Give only the count of lines containing "name".
** START **
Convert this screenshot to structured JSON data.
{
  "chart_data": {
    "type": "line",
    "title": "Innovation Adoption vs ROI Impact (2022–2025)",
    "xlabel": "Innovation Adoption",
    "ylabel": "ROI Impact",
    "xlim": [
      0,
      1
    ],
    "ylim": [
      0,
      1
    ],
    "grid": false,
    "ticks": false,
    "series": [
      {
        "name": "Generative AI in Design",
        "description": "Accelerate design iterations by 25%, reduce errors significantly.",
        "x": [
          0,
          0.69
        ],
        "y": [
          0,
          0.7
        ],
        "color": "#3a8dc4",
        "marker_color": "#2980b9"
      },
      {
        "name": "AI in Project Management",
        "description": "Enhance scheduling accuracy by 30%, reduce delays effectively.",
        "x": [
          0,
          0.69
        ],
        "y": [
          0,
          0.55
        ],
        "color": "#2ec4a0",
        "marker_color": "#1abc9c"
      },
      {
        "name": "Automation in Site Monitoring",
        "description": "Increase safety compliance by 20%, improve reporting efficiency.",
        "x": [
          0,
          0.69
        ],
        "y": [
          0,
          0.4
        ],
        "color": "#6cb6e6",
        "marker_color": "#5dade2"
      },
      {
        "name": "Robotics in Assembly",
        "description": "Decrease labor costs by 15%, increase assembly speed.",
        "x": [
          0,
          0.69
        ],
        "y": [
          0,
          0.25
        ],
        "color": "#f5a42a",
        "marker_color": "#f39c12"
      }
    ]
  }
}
** END **
- Result of this exercise
4